Do this:
Go through the entries below and retype them exactly, omitting each picture.

Dataset listings of figures:
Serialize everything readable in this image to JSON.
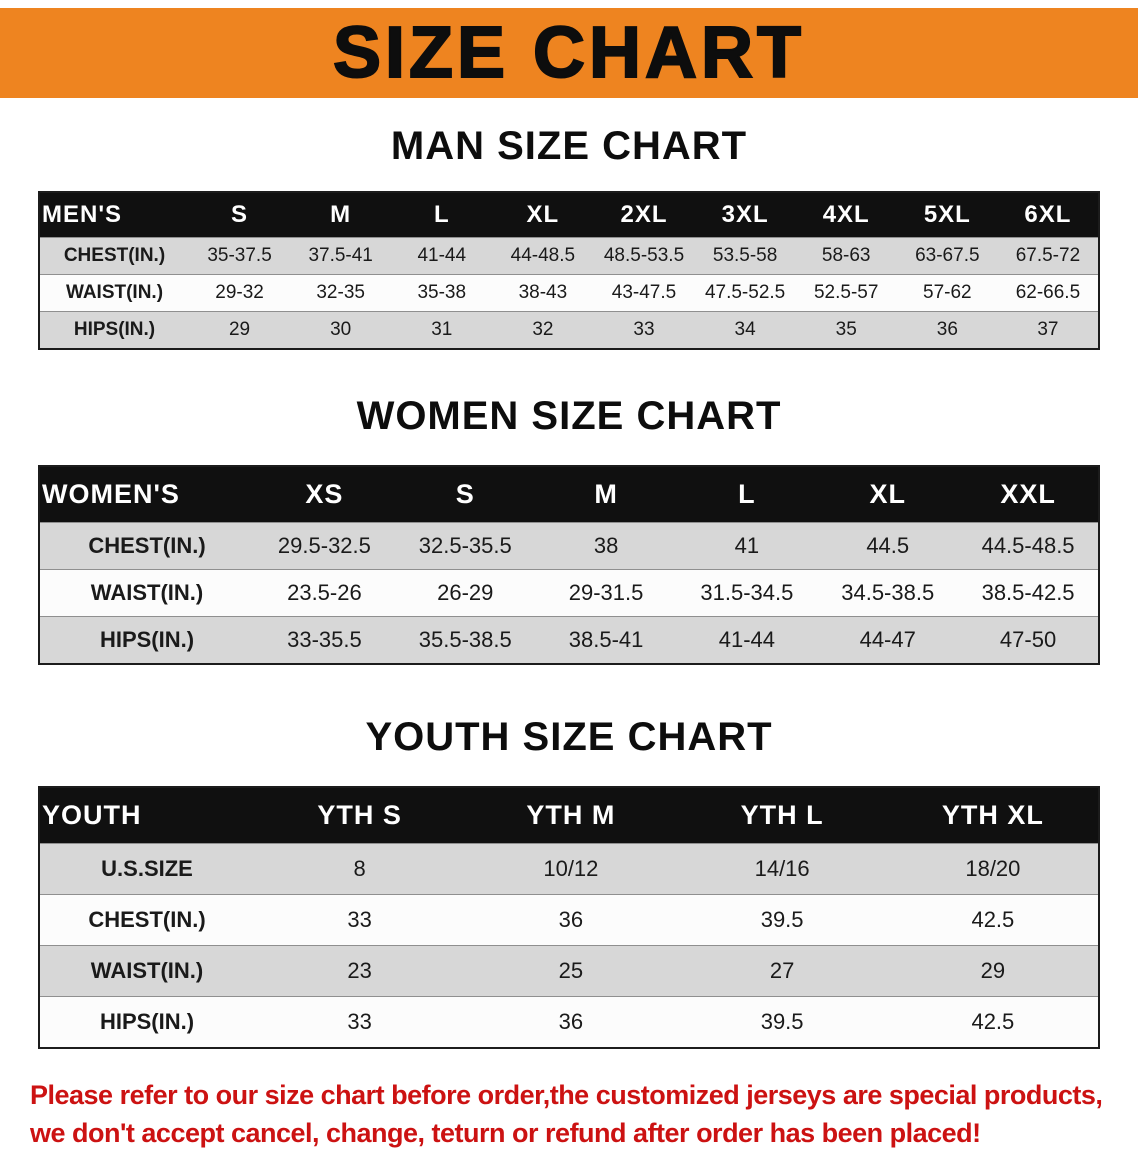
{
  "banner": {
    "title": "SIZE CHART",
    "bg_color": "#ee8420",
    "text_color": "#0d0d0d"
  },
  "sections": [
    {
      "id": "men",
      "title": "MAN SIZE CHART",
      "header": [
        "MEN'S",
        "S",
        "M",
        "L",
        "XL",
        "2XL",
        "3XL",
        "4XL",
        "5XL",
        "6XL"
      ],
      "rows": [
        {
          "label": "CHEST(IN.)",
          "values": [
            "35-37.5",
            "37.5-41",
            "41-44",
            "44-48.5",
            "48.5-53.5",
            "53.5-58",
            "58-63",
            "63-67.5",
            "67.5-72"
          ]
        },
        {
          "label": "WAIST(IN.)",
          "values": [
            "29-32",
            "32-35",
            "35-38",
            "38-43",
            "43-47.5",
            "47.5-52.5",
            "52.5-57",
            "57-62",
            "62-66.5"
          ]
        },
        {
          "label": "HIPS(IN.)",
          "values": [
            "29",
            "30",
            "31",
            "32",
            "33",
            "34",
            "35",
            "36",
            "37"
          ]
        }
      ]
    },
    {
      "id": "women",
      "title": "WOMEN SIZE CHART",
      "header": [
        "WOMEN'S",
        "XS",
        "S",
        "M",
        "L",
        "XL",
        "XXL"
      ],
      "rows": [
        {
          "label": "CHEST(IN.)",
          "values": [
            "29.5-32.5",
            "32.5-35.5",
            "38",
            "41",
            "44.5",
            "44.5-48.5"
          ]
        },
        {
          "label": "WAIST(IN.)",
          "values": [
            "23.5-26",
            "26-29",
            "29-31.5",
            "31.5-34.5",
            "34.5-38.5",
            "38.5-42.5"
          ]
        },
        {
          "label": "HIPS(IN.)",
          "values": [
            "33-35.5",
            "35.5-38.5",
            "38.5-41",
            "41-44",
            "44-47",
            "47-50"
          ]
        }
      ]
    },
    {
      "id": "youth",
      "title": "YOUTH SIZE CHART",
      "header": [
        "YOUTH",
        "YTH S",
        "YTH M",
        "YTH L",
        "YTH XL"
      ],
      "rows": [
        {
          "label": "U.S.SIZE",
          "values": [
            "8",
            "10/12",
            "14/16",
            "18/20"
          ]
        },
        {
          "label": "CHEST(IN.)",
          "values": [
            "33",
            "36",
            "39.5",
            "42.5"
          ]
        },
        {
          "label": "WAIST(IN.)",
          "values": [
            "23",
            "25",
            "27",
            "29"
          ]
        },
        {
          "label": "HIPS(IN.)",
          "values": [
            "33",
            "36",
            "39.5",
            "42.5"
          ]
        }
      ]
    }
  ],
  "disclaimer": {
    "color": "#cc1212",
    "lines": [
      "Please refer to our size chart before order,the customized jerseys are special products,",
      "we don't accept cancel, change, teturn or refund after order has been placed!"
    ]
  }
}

Worked answer:
Serialize everything readable in this image to JSON.
{
  "banner": {
    "title": "SIZE CHART",
    "bg_color": "#ee8420",
    "text_color": "#0d0d0d"
  },
  "sections": [
    {
      "id": "men",
      "title": "MAN SIZE CHART",
      "header": [
        "MEN'S",
        "S",
        "M",
        "L",
        "XL",
        "2XL",
        "3XL",
        "4XL",
        "5XL",
        "6XL"
      ],
      "rows": [
        {
          "label": "CHEST(IN.)",
          "values": [
            "35-37.5",
            "37.5-41",
            "41-44",
            "44-48.5",
            "48.5-53.5",
            "53.5-58",
            "58-63",
            "63-67.5",
            "67.5-72"
          ]
        },
        {
          "label": "WAIST(IN.)",
          "values": [
            "29-32",
            "32-35",
            "35-38",
            "38-43",
            "43-47.5",
            "47.5-52.5",
            "52.5-57",
            "57-62",
            "62-66.5"
          ]
        },
        {
          "label": "HIPS(IN.)",
          "values": [
            "29",
            "30",
            "31",
            "32",
            "33",
            "34",
            "35",
            "36",
            "37"
          ]
        }
      ]
    },
    {
      "id": "women",
      "title": "WOMEN SIZE CHART",
      "header": [
        "WOMEN'S",
        "XS",
        "S",
        "M",
        "L",
        "XL",
        "XXL"
      ],
      "rows": [
        {
          "label": "CHEST(IN.)",
          "values": [
            "29.5-32.5",
            "32.5-35.5",
            "38",
            "41",
            "44.5",
            "44.5-48.5"
          ]
        },
        {
          "label": "WAIST(IN.)",
          "values": [
            "23.5-26",
            "26-29",
            "29-31.5",
            "31.5-34.5",
            "34.5-38.5",
            "38.5-42.5"
          ]
        },
        {
          "label": "HIPS(IN.)",
          "values": [
            "33-35.5",
            "35.5-38.5",
            "38.5-41",
            "41-44",
            "44-47",
            "47-50"
          ]
        }
      ]
    },
    {
      "id": "youth",
      "title": "YOUTH SIZE CHART",
      "header": [
        "YOUTH",
        "YTH S",
        "YTH M",
        "YTH L",
        "YTH XL"
      ],
      "rows": [
        {
          "label": "U.S.SIZE",
          "values": [
            "8",
            "10/12",
            "14/16",
            "18/20"
          ]
        },
        {
          "label": "CHEST(IN.)",
          "values": [
            "33",
            "36",
            "39.5",
            "42.5"
          ]
        },
        {
          "label": "WAIST(IN.)",
          "values": [
            "23",
            "25",
            "27",
            "29"
          ]
        },
        {
          "label": "HIPS(IN.)",
          "values": [
            "33",
            "36",
            "39.5",
            "42.5"
          ]
        }
      ]
    }
  ],
  "disclaimer": {
    "color": "#cc1212",
    "lines": [
      "Please refer to our size chart before order,the customized jerseys are special products,",
      "we don't accept cancel, change, teturn or refund after order has been placed!"
    ]
  }
}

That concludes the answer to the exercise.